## INFORMATION SUPPLIED
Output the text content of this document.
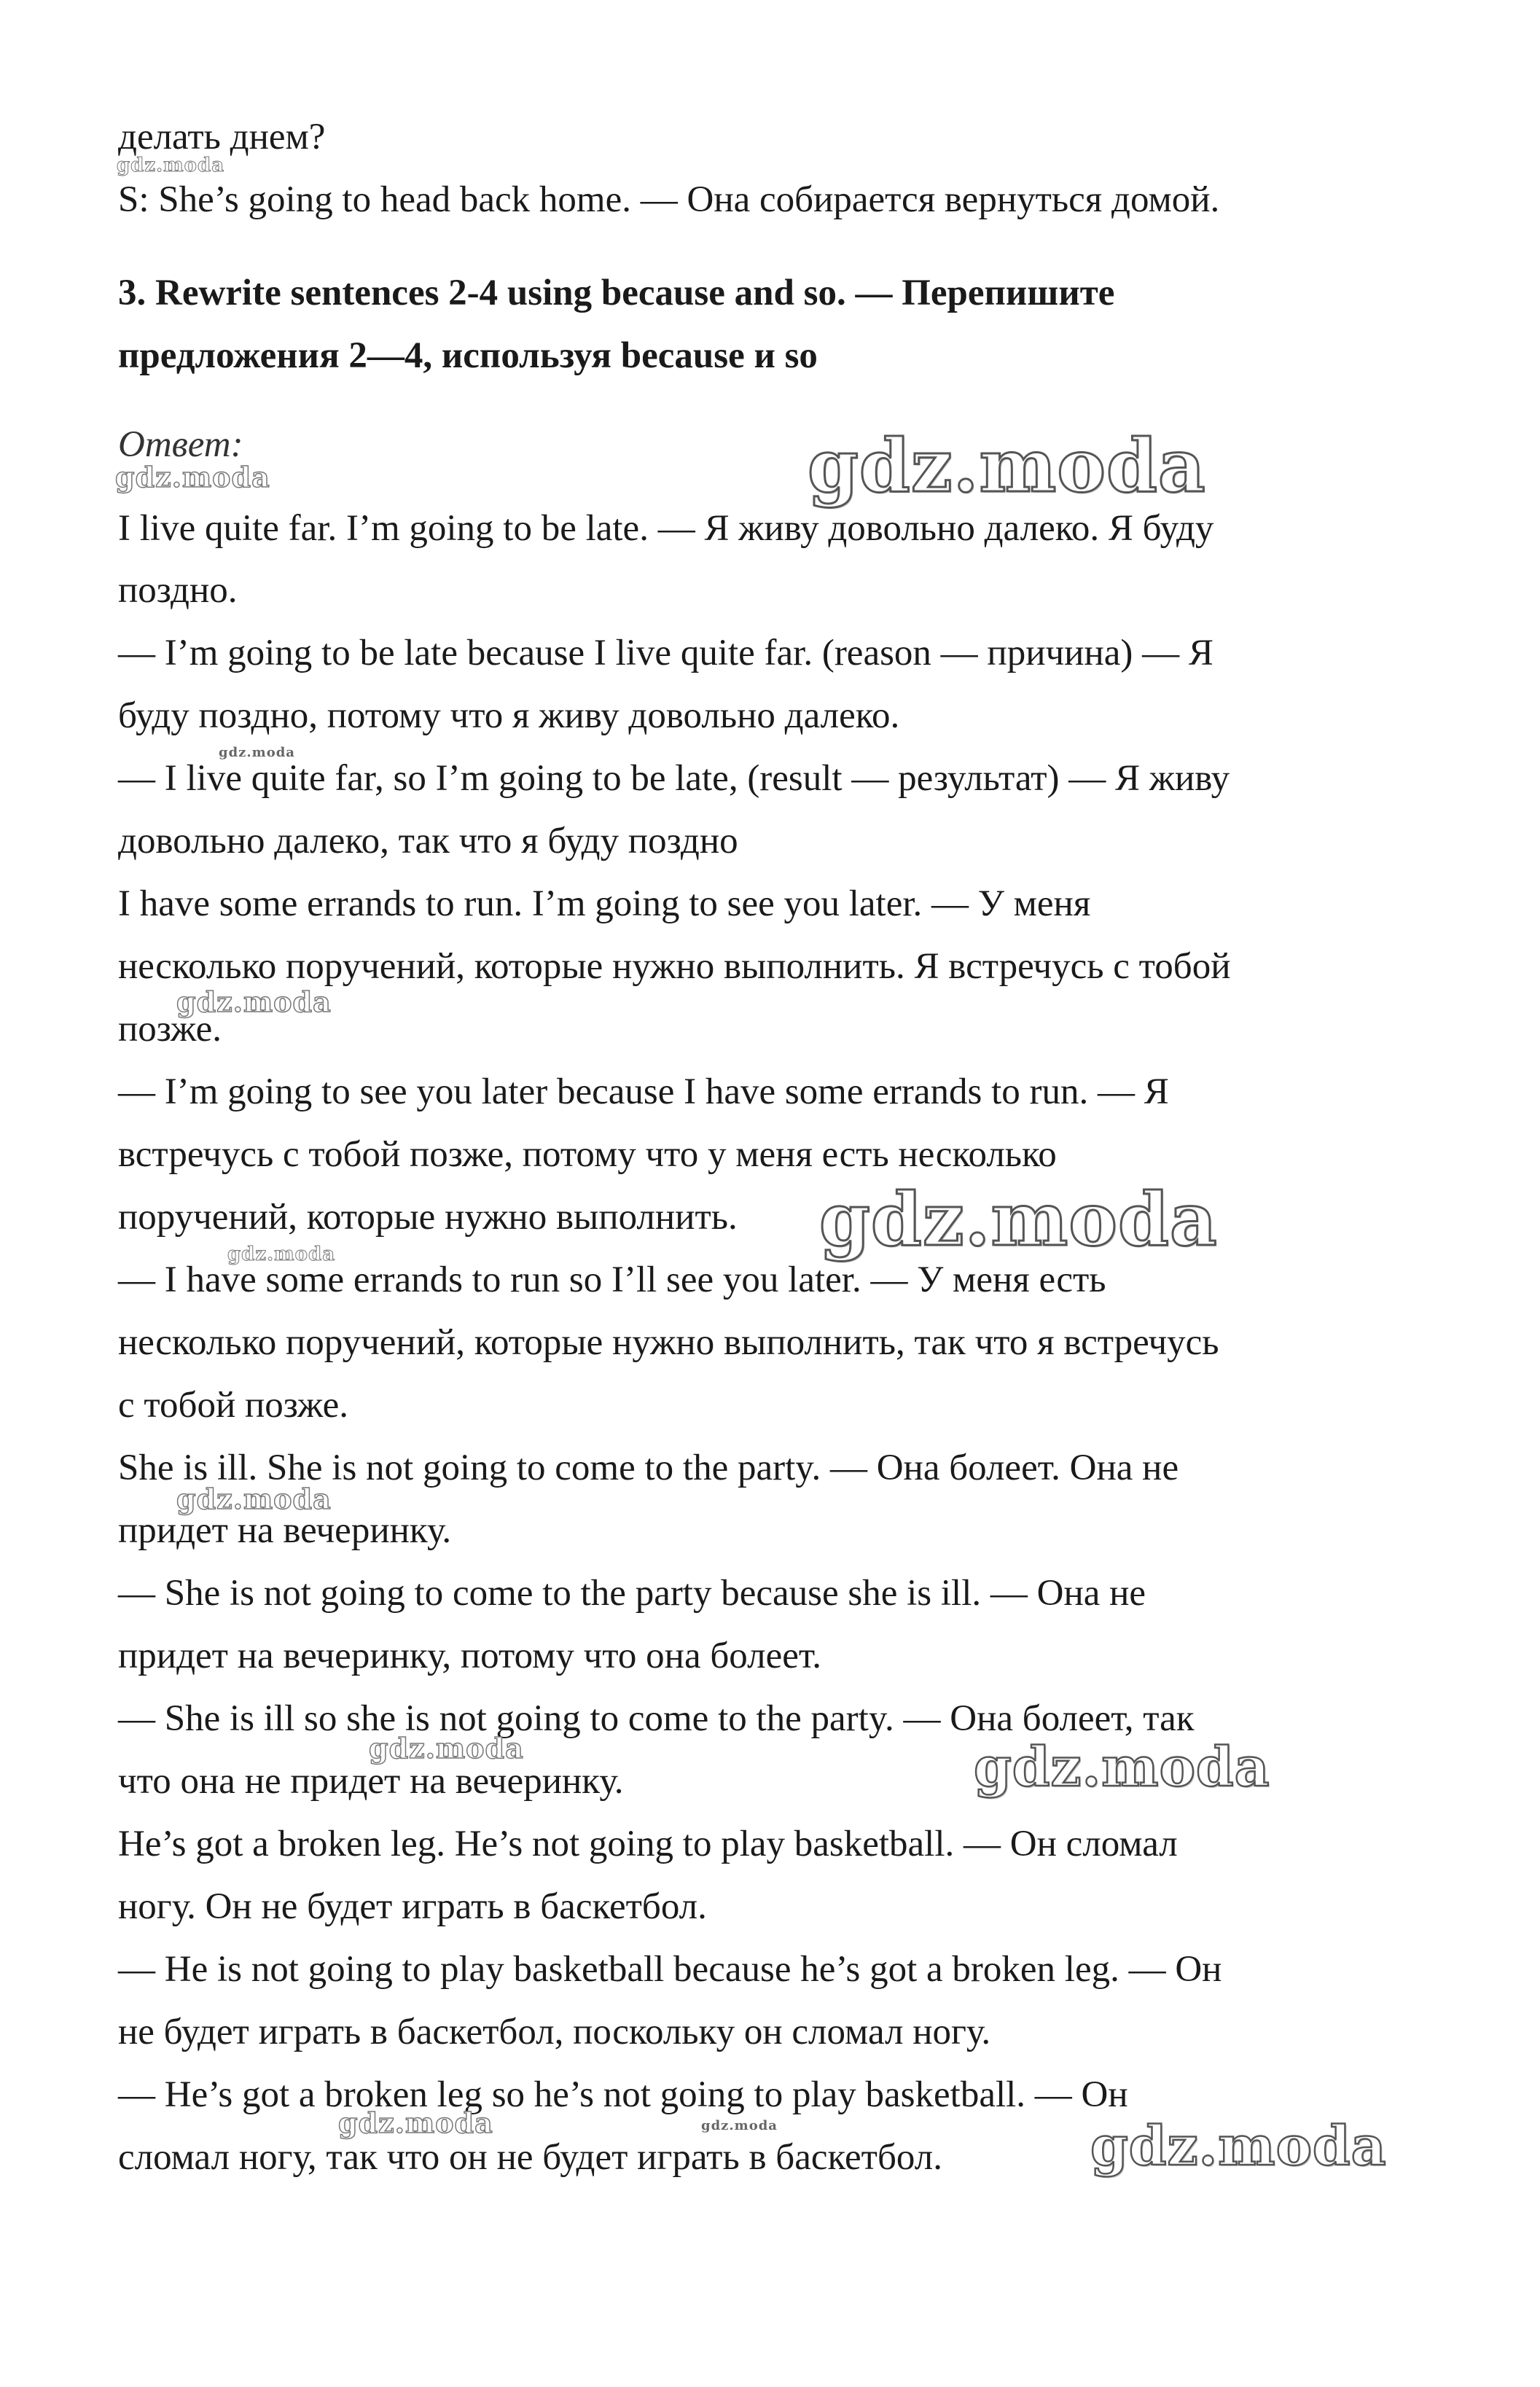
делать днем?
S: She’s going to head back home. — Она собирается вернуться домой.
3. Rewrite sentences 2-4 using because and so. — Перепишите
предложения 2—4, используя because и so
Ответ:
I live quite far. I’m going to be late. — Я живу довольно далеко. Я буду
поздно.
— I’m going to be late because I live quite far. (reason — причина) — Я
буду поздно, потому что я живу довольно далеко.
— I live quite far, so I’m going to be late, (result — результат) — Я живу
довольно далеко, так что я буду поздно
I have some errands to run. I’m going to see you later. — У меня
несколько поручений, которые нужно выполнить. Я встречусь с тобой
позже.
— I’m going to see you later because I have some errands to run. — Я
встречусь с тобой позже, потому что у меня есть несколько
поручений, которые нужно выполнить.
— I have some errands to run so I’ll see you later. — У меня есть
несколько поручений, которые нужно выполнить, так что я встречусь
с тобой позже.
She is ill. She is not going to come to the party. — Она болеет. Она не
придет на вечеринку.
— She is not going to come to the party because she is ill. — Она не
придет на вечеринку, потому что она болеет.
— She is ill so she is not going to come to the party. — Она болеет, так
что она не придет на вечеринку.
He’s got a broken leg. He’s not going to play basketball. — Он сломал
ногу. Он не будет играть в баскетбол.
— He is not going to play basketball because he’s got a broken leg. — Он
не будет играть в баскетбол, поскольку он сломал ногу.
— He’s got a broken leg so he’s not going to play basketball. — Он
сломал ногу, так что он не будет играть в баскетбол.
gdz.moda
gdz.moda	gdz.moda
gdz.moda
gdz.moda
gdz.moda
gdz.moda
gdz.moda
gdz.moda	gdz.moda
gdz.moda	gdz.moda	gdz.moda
---
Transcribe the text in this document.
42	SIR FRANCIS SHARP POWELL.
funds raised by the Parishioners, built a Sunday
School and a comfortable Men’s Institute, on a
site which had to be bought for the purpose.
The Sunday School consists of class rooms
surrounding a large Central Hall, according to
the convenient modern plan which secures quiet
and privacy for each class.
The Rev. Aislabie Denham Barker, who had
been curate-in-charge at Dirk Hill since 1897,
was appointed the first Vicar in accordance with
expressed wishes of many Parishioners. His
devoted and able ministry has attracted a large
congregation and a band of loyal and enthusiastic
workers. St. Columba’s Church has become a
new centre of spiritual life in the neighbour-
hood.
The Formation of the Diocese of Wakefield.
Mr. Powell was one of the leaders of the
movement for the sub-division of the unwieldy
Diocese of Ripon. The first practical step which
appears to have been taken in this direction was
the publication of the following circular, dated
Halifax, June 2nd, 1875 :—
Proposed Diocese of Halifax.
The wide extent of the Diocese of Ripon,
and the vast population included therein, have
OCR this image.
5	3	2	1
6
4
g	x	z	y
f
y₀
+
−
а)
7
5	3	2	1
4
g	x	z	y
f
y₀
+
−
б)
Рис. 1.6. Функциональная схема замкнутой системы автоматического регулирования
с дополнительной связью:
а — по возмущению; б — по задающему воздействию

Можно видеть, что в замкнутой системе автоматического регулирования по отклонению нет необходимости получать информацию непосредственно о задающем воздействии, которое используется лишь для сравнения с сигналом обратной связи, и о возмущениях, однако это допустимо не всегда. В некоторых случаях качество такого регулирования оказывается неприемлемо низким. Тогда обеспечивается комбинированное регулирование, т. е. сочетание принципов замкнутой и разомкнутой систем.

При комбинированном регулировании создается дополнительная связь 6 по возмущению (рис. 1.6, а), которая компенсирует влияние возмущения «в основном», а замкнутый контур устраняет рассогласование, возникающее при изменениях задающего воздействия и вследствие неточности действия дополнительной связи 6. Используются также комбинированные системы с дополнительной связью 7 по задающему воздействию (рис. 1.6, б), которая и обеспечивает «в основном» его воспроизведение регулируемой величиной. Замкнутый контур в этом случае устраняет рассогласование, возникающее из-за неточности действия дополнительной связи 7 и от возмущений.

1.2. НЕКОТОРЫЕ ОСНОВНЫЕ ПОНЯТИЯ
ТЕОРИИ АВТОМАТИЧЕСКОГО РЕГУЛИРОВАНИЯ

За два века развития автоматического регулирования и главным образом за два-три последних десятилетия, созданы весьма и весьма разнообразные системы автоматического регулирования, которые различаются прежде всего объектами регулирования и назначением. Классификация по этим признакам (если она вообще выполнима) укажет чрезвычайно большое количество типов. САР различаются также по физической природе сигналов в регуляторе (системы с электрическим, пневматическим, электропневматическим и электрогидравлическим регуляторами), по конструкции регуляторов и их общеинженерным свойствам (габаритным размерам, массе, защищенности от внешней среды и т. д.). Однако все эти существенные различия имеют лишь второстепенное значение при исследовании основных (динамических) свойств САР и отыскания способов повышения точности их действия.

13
...
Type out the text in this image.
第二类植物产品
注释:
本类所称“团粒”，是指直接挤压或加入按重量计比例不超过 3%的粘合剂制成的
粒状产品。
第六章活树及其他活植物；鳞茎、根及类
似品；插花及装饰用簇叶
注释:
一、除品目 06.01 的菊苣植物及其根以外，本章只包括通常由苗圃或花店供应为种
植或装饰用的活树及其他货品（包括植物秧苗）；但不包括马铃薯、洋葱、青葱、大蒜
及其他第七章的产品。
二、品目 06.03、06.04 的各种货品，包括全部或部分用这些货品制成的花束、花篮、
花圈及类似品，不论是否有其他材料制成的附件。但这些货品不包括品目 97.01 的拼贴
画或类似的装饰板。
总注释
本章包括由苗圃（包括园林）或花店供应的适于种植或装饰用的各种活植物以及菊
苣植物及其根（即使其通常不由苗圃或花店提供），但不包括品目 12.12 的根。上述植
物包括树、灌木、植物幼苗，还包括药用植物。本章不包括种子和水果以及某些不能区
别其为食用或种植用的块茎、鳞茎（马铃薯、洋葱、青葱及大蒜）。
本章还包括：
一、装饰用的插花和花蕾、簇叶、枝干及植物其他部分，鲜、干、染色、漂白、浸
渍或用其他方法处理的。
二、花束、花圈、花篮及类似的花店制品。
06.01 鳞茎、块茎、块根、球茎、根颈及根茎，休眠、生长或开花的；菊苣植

## SHORT EXERCISE
List the lines of the entries that include "image".

## WRITTEN SOLUTION
OCR this image.
Type out the text in this image.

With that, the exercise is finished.